[DATA PROVIDED start]

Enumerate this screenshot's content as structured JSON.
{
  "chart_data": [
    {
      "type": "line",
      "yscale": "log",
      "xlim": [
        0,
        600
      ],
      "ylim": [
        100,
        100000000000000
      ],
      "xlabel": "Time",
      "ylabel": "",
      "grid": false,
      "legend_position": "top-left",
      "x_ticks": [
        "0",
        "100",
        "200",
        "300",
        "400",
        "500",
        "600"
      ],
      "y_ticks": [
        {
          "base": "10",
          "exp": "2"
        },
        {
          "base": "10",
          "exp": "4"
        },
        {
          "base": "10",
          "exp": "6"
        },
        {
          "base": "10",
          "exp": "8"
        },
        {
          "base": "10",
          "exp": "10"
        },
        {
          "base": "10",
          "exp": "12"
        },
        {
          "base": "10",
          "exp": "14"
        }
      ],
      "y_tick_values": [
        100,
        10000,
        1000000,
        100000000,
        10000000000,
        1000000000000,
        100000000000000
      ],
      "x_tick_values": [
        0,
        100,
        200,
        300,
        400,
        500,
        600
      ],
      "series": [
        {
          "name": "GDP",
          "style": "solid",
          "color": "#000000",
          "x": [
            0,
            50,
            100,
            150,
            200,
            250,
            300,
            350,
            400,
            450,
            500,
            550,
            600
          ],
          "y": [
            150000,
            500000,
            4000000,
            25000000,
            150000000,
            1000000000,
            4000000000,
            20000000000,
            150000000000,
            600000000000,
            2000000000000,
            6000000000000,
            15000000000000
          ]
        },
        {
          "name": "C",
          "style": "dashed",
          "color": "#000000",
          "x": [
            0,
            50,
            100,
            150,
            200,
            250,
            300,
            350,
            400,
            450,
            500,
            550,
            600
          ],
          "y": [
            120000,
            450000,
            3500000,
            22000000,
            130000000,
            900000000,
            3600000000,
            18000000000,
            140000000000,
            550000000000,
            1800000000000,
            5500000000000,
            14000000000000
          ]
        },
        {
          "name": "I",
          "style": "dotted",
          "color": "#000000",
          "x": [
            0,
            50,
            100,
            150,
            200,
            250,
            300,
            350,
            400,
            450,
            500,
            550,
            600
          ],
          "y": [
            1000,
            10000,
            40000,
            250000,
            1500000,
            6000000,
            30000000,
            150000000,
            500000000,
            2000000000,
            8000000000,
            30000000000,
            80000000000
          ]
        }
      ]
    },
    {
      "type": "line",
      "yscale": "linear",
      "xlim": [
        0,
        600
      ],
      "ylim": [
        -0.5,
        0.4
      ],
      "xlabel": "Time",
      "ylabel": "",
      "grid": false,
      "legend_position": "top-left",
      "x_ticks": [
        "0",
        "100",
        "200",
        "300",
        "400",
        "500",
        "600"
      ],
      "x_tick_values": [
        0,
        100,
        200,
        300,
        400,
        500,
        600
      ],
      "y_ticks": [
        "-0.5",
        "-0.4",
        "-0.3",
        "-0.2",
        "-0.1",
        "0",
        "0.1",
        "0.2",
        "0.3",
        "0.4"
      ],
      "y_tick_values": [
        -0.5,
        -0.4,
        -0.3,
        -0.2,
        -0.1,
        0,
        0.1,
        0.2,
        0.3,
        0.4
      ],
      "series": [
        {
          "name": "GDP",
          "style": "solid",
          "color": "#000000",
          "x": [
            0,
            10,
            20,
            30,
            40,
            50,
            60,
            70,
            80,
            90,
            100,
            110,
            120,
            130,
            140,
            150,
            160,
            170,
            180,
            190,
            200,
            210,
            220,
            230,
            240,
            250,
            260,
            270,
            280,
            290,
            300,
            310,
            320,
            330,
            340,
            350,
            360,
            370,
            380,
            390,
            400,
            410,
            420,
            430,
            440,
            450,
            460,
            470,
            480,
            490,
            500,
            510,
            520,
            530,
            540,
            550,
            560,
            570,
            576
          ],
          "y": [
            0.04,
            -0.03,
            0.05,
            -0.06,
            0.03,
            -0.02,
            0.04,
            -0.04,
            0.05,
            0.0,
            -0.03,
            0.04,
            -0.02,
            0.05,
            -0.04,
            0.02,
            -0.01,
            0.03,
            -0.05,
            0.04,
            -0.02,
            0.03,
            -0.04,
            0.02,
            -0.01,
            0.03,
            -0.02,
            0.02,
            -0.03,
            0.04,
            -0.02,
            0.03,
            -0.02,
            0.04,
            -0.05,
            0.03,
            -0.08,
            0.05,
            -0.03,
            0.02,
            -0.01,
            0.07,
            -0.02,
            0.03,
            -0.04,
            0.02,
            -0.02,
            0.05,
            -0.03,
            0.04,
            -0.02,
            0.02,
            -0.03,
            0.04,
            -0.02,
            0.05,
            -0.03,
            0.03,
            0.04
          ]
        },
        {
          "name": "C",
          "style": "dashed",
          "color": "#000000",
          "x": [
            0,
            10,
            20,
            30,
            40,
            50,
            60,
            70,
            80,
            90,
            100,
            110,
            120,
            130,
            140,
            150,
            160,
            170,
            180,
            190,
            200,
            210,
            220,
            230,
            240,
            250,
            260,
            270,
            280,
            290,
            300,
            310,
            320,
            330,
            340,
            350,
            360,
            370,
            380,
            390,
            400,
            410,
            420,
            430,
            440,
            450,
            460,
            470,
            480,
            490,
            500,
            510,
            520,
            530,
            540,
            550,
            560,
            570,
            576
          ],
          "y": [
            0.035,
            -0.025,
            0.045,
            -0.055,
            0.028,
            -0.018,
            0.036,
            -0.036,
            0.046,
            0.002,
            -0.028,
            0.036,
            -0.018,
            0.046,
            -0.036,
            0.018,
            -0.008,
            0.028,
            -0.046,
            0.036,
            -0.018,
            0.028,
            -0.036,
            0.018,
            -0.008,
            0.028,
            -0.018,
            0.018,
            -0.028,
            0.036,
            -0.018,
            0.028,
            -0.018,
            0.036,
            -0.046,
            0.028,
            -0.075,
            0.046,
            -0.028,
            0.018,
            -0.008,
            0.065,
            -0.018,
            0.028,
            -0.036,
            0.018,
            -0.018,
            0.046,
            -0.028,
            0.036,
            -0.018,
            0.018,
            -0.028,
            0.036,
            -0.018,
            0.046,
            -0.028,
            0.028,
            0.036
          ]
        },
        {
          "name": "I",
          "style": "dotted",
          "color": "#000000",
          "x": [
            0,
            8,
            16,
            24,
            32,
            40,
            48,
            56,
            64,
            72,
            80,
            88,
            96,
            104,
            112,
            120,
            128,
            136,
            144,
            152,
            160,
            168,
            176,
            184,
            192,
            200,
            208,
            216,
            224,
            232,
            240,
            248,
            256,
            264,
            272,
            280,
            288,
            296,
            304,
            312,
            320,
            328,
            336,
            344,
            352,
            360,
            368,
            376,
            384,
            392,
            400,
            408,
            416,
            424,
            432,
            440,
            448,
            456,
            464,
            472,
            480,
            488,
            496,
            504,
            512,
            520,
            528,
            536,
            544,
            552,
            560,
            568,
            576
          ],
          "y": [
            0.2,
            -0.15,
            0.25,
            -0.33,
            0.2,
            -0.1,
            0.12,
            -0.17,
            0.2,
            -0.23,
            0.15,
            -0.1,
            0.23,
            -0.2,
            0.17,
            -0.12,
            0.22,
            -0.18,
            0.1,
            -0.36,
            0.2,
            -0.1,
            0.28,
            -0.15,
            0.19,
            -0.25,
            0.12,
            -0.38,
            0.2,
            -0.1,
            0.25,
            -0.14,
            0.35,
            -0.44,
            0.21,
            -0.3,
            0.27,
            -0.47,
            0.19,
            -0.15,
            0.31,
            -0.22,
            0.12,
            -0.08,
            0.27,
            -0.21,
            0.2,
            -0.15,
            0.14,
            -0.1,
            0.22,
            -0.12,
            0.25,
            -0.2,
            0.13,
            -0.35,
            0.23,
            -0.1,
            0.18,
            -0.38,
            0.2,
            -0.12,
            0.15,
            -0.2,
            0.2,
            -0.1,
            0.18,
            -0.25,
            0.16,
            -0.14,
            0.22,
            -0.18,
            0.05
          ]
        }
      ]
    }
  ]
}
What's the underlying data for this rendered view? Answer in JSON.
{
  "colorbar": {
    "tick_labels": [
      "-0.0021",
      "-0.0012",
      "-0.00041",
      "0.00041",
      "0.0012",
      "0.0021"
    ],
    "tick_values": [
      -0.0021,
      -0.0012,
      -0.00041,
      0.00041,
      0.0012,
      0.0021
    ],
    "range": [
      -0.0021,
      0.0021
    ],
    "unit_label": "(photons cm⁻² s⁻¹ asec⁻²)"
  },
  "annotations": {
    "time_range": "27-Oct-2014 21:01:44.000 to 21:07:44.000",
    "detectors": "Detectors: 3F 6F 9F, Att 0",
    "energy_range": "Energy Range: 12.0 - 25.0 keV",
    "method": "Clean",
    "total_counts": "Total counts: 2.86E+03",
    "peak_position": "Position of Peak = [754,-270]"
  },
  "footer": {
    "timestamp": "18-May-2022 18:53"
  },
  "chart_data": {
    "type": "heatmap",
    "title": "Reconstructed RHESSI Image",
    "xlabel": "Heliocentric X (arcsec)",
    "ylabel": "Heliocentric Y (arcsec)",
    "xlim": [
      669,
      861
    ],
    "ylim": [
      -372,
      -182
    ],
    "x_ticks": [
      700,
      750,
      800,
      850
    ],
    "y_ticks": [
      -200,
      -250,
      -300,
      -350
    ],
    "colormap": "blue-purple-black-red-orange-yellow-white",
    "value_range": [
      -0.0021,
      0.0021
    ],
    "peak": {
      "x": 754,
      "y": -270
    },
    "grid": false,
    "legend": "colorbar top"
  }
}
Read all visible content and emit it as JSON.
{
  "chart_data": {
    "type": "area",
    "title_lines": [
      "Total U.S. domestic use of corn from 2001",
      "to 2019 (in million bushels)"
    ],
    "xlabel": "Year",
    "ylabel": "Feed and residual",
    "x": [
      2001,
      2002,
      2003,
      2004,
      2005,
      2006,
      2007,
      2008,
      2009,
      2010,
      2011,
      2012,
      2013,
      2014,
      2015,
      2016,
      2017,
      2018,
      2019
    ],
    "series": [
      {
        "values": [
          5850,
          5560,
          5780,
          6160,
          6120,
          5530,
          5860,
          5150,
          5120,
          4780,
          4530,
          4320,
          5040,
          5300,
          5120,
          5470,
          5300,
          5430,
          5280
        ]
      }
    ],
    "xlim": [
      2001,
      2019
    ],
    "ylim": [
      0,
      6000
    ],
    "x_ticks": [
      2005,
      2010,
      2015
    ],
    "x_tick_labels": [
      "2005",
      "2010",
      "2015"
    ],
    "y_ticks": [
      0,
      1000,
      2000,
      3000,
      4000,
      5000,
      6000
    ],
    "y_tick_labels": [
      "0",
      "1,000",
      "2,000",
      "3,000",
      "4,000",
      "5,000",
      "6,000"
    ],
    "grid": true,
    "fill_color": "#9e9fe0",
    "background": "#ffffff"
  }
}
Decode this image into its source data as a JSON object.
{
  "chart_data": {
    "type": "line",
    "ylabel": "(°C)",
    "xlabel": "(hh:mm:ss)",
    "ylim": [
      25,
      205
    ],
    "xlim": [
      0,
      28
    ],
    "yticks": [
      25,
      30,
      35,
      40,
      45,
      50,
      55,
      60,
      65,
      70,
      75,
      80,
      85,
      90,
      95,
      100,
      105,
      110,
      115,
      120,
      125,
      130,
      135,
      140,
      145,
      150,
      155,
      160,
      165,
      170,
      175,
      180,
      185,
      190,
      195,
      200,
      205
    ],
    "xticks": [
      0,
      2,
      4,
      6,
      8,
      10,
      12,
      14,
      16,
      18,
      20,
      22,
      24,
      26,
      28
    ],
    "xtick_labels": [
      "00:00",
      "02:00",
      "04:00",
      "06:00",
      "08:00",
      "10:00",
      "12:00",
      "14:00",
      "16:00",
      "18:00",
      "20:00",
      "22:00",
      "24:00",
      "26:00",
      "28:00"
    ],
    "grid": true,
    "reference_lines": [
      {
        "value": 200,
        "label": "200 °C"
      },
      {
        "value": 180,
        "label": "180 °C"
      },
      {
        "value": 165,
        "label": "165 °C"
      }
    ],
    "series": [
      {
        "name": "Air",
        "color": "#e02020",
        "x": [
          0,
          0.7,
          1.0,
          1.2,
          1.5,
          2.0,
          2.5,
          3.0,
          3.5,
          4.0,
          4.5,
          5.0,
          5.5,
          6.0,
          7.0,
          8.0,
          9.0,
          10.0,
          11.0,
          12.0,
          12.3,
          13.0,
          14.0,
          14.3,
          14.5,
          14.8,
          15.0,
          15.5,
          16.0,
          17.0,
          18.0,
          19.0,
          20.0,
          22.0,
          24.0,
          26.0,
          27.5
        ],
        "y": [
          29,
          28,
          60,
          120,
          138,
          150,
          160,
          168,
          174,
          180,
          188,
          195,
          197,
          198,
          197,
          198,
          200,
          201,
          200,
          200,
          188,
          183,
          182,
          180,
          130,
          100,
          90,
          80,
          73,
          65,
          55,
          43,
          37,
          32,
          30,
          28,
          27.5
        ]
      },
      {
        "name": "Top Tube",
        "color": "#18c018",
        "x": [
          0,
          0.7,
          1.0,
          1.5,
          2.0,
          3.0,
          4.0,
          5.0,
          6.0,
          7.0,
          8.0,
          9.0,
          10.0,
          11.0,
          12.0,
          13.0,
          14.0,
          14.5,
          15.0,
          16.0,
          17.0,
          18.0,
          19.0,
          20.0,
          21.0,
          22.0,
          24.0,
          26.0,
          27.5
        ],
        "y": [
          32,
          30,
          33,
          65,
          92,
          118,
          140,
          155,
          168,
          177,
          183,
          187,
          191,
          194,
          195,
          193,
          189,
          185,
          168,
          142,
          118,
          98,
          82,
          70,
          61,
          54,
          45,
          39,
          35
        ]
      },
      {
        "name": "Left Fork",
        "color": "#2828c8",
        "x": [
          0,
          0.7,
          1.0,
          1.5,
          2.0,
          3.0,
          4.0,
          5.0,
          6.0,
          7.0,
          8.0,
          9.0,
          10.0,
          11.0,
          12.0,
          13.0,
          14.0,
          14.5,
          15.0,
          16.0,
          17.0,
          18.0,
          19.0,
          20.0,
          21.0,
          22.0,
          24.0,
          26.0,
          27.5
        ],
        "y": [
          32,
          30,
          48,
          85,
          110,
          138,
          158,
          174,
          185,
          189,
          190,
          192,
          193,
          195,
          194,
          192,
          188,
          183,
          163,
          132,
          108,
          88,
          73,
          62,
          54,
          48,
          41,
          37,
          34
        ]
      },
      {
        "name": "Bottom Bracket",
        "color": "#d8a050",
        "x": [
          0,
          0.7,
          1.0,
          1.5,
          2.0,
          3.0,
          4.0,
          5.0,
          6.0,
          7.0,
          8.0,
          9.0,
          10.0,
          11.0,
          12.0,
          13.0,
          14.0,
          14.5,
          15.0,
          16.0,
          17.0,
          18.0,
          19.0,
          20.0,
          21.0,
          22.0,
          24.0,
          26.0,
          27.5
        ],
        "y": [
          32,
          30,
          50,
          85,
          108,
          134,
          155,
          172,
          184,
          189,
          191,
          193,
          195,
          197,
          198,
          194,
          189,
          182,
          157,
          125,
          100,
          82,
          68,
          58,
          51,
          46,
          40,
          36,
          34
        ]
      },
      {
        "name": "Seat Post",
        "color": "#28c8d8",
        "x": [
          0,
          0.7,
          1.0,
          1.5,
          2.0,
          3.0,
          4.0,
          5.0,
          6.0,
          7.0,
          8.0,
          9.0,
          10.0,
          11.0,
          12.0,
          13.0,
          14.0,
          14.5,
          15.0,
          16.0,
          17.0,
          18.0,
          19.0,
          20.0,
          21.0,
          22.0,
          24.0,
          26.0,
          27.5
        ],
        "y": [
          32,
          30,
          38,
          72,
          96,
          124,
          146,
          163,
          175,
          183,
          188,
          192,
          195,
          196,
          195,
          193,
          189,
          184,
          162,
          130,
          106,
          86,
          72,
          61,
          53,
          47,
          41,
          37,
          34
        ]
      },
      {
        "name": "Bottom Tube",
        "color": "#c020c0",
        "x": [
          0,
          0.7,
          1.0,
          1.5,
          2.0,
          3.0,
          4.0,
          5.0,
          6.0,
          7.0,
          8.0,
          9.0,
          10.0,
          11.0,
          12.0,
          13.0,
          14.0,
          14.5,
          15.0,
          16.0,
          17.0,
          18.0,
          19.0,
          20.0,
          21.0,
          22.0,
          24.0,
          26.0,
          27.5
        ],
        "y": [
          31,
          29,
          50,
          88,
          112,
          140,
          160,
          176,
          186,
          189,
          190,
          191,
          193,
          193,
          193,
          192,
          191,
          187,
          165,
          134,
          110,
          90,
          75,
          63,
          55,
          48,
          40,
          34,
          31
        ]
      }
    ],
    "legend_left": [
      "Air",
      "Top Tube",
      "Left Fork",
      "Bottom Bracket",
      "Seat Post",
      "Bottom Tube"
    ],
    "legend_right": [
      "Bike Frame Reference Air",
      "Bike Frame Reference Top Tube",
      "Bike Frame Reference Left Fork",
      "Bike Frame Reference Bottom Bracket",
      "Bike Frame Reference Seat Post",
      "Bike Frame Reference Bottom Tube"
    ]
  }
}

[DATA PROVIDED end]

Say only how many lines in the records carry the word "Bottom".

6